**PROBLEM TO WORK ON:** Reproduce every one of the records below verbatim, preserving each character, space, and line break.

**RECORDS SHOWN:**
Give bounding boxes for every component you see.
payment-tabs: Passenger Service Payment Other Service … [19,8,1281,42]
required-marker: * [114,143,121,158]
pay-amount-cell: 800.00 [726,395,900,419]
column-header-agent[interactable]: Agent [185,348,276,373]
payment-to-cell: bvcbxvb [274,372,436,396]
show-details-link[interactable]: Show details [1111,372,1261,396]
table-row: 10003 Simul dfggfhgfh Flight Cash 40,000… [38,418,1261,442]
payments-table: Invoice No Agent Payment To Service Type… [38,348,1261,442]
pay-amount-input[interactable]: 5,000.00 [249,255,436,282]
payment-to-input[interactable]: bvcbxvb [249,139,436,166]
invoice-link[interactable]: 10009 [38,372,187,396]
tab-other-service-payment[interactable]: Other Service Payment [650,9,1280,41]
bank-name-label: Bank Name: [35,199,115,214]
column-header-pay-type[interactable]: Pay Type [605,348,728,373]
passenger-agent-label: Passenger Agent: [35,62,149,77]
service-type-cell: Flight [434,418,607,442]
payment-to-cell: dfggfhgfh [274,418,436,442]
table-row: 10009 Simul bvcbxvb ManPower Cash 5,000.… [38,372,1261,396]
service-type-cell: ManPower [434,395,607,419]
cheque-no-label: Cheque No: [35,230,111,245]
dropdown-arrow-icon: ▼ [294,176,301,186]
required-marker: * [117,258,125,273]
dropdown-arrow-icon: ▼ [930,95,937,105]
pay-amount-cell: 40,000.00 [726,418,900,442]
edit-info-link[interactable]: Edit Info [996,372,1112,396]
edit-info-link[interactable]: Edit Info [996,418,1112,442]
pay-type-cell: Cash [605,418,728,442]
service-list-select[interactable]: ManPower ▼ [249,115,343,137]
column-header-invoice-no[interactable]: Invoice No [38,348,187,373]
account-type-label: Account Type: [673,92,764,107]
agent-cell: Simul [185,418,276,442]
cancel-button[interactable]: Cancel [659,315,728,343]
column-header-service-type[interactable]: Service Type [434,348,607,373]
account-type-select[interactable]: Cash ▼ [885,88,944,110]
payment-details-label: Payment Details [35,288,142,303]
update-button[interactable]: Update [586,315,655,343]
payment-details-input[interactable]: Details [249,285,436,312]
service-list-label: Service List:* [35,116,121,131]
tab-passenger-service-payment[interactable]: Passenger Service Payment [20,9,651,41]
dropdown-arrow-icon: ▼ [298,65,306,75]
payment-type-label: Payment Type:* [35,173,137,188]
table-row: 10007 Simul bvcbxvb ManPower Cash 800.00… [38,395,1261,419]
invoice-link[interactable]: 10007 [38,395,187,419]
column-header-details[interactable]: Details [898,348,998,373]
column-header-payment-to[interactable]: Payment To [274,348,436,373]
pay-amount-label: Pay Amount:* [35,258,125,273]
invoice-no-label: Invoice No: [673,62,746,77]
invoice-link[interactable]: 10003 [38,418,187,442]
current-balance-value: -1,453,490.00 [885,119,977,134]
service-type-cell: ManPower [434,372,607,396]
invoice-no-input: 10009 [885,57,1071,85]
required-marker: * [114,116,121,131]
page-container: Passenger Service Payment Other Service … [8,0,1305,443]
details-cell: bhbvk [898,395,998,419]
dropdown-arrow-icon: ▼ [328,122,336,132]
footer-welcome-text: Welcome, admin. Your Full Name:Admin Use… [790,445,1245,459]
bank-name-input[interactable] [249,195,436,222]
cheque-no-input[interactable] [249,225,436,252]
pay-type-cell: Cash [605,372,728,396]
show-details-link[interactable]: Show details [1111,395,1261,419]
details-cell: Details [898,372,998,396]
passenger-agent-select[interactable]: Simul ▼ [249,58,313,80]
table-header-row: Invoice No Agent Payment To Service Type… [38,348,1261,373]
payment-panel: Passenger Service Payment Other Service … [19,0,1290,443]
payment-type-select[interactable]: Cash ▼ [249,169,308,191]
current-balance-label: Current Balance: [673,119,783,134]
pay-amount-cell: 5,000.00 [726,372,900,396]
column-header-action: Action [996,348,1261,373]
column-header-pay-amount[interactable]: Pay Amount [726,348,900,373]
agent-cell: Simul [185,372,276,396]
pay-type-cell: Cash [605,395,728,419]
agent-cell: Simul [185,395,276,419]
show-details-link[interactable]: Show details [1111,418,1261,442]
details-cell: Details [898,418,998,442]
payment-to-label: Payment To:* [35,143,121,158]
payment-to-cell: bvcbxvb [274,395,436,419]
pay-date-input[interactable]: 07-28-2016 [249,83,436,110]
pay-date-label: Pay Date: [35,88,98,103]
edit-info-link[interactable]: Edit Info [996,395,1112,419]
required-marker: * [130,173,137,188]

**SOLUTION TO THE EXERCISE:**
Give bounding boxes for every component you see.
payment-tabs: Passenger Service Payment Other Service … [19,8,1281,42]
required-marker: * [114,143,121,158]
pay-amount-cell: 800.00 [726,395,900,419]
column-header-agent[interactable]: Agent [185,348,276,373]
payment-to-cell: bvcbxvb [274,372,436,396]
show-details-link[interactable]: Show details [1111,372,1261,396]
table-row: 10003 Simul dfggfhgfh Flight Cash 40,000… [38,418,1261,442]
payments-table: Invoice No Agent Payment To Service Type… [38,348,1261,442]
pay-amount-input[interactable]: 5,000.00 [249,255,436,282]
payment-to-input[interactable]: bvcbxvb [249,139,436,166]
invoice-link[interactable]: 10009 [38,372,187,396]
tab-other-service-payment[interactable]: Other Service Payment [650,9,1280,41]
bank-name-label: Bank Name: [35,199,115,214]
column-header-pay-type[interactable]: Pay Type [605,348,728,373]
passenger-agent-label: Passenger Agent: [35,62,149,77]
service-type-cell: Flight [434,418,607,442]
payment-to-cell: dfggfhgfh [274,418,436,442]
table-row: 10009 Simul bvcbxvb ManPower Cash 5,000.… [38,372,1261,396]
service-type-cell: ManPower [434,395,607,419]
cheque-no-label: Cheque No: [35,230,111,245]
dropdown-arrow-icon: ▼ [294,176,301,186]
required-marker: * [117,258,125,273]
dropdown-arrow-icon: ▼ [930,95,937,105]
pay-amount-cell: 40,000.00 [726,418,900,442]
edit-info-link[interactable]: Edit Info [996,372,1112,396]
edit-info-link[interactable]: Edit Info [996,418,1112,442]
pay-type-cell: Cash [605,418,728,442]
service-list-select[interactable]: ManPower ▼ [249,115,343,137]
column-header-invoice-no[interactable]: Invoice No [38,348,187,373]
account-type-label: Account Type: [673,92,764,107]
agent-cell: Simul [185,418,276,442]
cancel-button[interactable]: Cancel [659,315,728,343]
column-header-service-type[interactable]: Service Type [434,348,607,373]
account-type-select[interactable]: Cash ▼ [885,88,944,110]
payment-details-label: Payment Details [35,288,142,303]
update-button[interactable]: Update [586,315,655,343]
payment-details-input[interactable]: Details [249,285,436,312]
service-list-label: Service List:* [35,116,121,131]
tab-passenger-service-payment[interactable]: Passenger Service Payment [20,9,651,41]
dropdown-arrow-icon: ▼ [298,65,306,75]
payment-type-label: Payment Type:* [35,173,137,188]
table-row: 10007 Simul bvcbxvb ManPower Cash 800.00… [38,395,1261,419]
invoice-link[interactable]: 10007 [38,395,187,419]
column-header-details[interactable]: Details [898,348,998,373]
column-header-payment-to[interactable]: Payment To [274,348,436,373]
pay-amount-label: Pay Amount:* [35,258,125,273]
invoice-no-label: Invoice No: [673,62,746,77]
invoice-link[interactable]: 10003 [38,418,187,442]
current-balance-value: -1,453,490.00 [885,119,977,134]
service-type-cell: ManPower [434,372,607,396]
invoice-no-input: 10009 [885,57,1071,85]
required-marker: * [114,116,121,131]
page-container: Passenger Service Payment Other Service … [8,0,1305,443]
details-cell: bhbvk [898,395,998,419]
dropdown-arrow-icon: ▼ [328,122,336,132]
footer-welcome-text: Welcome, admin. Your Full Name:Admin Use… [790,445,1245,459]
bank-name-input[interactable] [249,195,436,222]
cheque-no-input[interactable] [249,225,436,252]
pay-type-cell: Cash [605,372,728,396]
show-details-link[interactable]: Show details [1111,395,1261,419]
details-cell: Details [898,372,998,396]
passenger-agent-select[interactable]: Simul ▼ [249,58,313,80]
table-header-row: Invoice No Agent Payment To Service Type… [38,348,1261,373]
payment-panel: Passenger Service Payment Other Service … [19,0,1290,443]
payment-type-select[interactable]: Cash ▼ [249,169,308,191]
current-balance-label: Current Balance: [673,119,783,134]
pay-amount-cell: 5,000.00 [726,372,900,396]
column-header-action: Action [996,348,1261,373]
column-header-pay-amount[interactable]: Pay Amount [726,348,900,373]
agent-cell: Simul [185,372,276,396]
pay-type-cell: Cash [605,395,728,419]
agent-cell: Simul [185,395,276,419]
show-details-link[interactable]: Show details [1111,418,1261,442]
details-cell: Details [898,418,998,442]
payment-to-label: Payment To:* [35,143,121,158]
payment-to-cell: bvcbxvb [274,395,436,419]
pay-date-input[interactable]: 07-28-2016 [249,83,436,110]
pay-date-label: Pay Date: [35,88,98,103]
edit-info-link[interactable]: Edit Info [996,395,1112,419]
required-marker: * [130,173,137,188]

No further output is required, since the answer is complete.